■ **PROBLEM**
In full and without alteration, give the listing again.

____________________

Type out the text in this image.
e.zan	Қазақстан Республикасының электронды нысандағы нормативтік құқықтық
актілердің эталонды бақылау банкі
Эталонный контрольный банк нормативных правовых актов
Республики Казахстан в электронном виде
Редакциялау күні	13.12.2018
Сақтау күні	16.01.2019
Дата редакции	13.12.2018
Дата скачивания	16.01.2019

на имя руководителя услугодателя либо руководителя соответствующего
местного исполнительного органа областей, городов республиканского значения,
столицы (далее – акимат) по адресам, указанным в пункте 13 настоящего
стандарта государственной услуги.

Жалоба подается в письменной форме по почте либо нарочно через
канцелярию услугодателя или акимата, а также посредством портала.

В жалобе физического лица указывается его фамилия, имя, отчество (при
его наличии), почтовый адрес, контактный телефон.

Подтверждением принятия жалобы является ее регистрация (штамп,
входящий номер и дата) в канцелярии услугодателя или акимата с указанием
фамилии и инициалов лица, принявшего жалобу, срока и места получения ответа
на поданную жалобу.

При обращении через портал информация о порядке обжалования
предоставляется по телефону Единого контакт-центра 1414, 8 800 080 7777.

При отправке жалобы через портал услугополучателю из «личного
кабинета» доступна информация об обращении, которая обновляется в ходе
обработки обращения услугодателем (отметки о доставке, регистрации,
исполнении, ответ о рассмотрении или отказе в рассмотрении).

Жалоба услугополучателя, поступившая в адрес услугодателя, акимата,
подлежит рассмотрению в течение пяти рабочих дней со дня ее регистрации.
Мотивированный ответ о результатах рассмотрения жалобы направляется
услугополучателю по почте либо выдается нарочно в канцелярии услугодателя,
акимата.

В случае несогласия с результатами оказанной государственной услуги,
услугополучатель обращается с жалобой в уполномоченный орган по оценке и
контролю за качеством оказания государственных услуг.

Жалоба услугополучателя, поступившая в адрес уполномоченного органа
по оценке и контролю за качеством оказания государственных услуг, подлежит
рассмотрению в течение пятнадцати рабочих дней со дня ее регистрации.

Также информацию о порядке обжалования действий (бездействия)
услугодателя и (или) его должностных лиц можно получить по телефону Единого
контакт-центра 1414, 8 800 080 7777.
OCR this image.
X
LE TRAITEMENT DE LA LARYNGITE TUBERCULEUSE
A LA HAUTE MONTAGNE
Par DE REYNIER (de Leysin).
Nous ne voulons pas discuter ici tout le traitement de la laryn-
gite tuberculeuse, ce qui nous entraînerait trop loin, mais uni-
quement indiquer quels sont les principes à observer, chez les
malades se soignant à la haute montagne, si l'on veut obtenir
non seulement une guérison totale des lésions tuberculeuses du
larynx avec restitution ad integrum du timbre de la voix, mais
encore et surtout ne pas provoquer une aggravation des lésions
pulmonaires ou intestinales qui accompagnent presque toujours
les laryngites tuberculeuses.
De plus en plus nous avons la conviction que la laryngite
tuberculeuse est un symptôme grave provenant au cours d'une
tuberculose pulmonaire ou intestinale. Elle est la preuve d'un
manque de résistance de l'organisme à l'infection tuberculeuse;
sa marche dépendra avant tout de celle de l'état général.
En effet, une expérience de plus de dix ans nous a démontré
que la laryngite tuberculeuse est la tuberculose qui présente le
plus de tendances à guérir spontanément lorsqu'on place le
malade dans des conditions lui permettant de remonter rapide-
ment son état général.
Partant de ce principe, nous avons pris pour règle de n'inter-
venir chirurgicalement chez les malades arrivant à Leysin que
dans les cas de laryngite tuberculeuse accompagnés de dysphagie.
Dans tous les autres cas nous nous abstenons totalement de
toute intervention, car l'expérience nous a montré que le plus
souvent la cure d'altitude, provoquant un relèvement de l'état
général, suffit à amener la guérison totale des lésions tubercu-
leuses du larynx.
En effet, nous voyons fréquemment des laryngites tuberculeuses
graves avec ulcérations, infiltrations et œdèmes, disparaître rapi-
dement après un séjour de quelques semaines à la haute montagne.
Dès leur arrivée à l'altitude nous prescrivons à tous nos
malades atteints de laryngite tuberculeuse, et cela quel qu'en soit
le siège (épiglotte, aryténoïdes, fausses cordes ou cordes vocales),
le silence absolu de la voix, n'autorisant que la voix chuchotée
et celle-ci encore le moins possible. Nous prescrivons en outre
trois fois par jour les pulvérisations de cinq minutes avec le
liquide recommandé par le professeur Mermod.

____________________

■ **PROBLEM SOLUTION**
Type out the text in this image.
e.zan	Қазақстан Республикасының электронды нысандағы нормативтік құқықтық
актілердің эталонды бақылау банкі
Эталонный контрольный банк нормативных правовых актов
Республики Казахстан в электронном виде
Редакциялау күні	13.12.2018
Сақтау күні	16.01.2019
Дата редакции	13.12.2018
Дата скачивания	16.01.2019

на имя руководителя услугодателя либо руководителя соответствующего
местного исполнительного органа областей, городов республиканского значения,
столицы (далее – акимат) по адресам, указанным в пункте 13 настоящего
стандарта государственной услуги.

Жалоба подается в письменной форме по почте либо нарочно через
канцелярию услугодателя или акимата, а также посредством портала.

В жалобе физического лица указывается его фамилия, имя, отчество (при
его наличии), почтовый адрес, контактный телефон.

Подтверждением принятия жалобы является ее регистрация (штамп,
входящий номер и дата) в канцелярии услугодателя или акимата с указанием
фамилии и инициалов лица, принявшего жалобу, срока и места получения ответа
на поданную жалобу.

При обращении через портал информация о порядке обжалования
предоставляется по телефону Единого контакт-центра 1414, 8 800 080 7777.

При отправке жалобы через портал услугополучателю из «личного
кабинета» доступна информация об обращении, которая обновляется в ходе
обработки обращения услугодателем (отметки о доставке, регистрации,
исполнении, ответ о рассмотрении или отказе в рассмотрении).

Жалоба услугополучателя, поступившая в адрес услугодателя, акимата,
подлежит рассмотрению в течение пяти рабочих дней со дня ее регистрации.
Мотивированный ответ о результатах рассмотрения жалобы направляется
услугополучателю по почте либо выдается нарочно в канцелярии услугодателя,
акимата.

В случае несогласия с результатами оказанной государственной услуги,
услугополучатель обращается с жалобой в уполномоченный орган по оценке и
контролю за качеством оказания государственных услуг.

Жалоба услугополучателя, поступившая в адрес уполномоченного органа
по оценке и контролю за качеством оказания государственных услуг, подлежит
рассмотрению в течение пятнадцати рабочих дней со дня ее регистрации.

Также информацию о порядке обжалования действий (бездействия)
услугодателя и (или) его должностных лиц можно получить по телефону Единого
контакт-центра 1414, 8 800 080 7777.
OCR this image.
X
LE TRAITEMENT DE LA LARYNGITE TUBERCULEUSE
A LA HAUTE MONTAGNE
Par DE REYNIER (de Leysin).
Nous ne voulons pas discuter ici tout le traitement de la laryn-
gite tuberculeuse, ce qui nous entraînerait trop loin, mais uni-
quement indiquer quels sont les principes à observer, chez les
malades se soignant à la haute montagne, si l'on veut obtenir
non seulement une guérison totale des lésions tuberculeuses du
larynx avec restitution ad integrum du timbre de la voix, mais
encore et surtout ne pas provoquer une aggravation des lésions
pulmonaires ou intestinales qui accompagnent presque toujours
les laryngites tuberculeuses.
De plus en plus nous avons la conviction que la laryngite
tuberculeuse est un symptôme grave provenant au cours d'une
tuberculose pulmonaire ou intestinale. Elle est la preuve d'un
manque de résistance de l'organisme à l'infection tuberculeuse;
sa marche dépendra avant tout de celle de l'état général.
En effet, une expérience de plus de dix ans nous a démontré
que la laryngite tuberculeuse est la tuberculose qui présente le
plus de tendances à guérir spontanément lorsqu'on place le
malade dans des conditions lui permettant de remonter rapide-
ment son état général.
Partant de ce principe, nous avons pris pour règle de n'inter-
venir chirurgicalement chez les malades arrivant à Leysin que
dans les cas de laryngite tuberculeuse accompagnés de dysphagie.
Dans tous les autres cas nous nous abstenons totalement de
toute intervention, car l'expérience nous a montré que le plus
souvent la cure d'altitude, provoquant un relèvement de l'état
général, suffit à amener la guérison totale des lésions tubercu-
leuses du larynx.
En effet, nous voyons fréquemment des laryngites tuberculeuses
graves avec ulcérations, infiltrations et œdèmes, disparaître rapi-
dement après un séjour de quelques semaines à la haute montagne.
Dès leur arrivée à l'altitude nous prescrivons à tous nos
malades atteints de laryngite tuberculeuse, et cela quel qu'en soit
le siège (épiglotte, aryténoïdes, fausses cordes ou cordes vocales),
le silence absolu de la voix, n'autorisant que la voix chuchotée
et celle-ci encore le moins possible. Nous prescrivons en outre
trois fois par jour les pulvérisations de cinq minutes avec le
liquide recommandé par le professeur Mermod.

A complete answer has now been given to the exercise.